START RECORDS FOR THIS TASK

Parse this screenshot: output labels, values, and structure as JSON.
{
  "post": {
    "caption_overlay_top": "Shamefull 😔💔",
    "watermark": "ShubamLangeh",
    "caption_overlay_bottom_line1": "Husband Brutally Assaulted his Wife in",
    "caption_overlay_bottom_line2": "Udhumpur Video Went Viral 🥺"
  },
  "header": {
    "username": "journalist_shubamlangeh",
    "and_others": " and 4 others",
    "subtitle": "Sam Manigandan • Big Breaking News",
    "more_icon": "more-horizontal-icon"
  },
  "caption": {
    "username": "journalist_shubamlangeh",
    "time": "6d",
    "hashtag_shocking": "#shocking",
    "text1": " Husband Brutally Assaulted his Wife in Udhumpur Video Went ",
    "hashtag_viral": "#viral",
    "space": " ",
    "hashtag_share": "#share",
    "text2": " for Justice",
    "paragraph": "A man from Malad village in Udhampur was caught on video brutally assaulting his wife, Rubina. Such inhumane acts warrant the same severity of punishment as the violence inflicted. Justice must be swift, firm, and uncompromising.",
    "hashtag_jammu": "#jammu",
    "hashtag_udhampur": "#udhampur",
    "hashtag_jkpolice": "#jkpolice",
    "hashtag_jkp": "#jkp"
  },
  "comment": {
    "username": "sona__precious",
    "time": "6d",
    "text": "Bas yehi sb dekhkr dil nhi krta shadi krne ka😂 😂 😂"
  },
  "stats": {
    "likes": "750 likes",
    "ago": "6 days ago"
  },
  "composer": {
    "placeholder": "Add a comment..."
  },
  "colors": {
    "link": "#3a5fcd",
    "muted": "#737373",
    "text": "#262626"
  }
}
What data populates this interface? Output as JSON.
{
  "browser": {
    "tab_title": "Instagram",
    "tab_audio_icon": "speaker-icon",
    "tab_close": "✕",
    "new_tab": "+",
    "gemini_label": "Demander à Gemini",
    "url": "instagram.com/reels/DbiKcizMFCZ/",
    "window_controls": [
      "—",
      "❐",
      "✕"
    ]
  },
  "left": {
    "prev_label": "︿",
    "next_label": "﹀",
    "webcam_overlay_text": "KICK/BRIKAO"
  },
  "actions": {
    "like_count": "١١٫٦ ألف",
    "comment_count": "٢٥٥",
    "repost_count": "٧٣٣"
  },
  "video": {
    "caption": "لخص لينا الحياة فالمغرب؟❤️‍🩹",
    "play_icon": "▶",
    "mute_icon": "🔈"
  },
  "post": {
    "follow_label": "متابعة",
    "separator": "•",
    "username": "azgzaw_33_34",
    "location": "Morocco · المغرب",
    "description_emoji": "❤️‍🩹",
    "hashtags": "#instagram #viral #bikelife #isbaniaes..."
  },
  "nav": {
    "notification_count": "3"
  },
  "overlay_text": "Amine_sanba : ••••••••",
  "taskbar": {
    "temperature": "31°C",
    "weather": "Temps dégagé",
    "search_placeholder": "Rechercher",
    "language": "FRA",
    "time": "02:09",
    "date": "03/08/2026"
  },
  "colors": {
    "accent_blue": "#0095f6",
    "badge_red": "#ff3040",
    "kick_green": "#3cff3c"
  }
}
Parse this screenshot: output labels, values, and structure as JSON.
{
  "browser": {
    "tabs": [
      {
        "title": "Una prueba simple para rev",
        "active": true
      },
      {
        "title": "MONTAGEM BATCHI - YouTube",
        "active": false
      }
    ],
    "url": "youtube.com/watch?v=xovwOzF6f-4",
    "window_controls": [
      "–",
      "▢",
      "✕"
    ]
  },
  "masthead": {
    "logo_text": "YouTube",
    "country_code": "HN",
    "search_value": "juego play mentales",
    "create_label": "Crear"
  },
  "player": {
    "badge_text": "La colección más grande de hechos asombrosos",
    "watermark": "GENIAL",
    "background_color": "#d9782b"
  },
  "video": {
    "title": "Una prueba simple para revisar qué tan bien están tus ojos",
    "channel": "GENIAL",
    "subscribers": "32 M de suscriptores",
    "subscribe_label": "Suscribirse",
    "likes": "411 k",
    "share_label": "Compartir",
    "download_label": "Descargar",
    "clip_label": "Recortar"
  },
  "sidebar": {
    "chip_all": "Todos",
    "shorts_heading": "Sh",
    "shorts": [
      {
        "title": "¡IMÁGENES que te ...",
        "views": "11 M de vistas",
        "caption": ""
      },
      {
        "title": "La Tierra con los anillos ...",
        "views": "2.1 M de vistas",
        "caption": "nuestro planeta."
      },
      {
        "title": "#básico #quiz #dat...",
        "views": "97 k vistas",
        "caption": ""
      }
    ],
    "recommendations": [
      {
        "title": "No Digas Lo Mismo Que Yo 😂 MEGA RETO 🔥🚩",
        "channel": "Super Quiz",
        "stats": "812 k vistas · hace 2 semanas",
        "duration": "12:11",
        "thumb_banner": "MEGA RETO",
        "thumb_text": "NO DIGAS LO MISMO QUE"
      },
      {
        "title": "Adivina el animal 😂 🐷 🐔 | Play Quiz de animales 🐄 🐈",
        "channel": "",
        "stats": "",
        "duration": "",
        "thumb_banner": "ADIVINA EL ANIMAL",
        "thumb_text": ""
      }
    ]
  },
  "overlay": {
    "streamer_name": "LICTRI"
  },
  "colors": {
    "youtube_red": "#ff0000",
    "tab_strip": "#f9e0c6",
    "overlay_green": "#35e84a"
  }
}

END RECORDS FOR THIS TASK

▸ TASK BRIEF
How many lines of the listing contain the word "Justice"? Reply with only the number.

▸ EXERCISE SOLUTION
2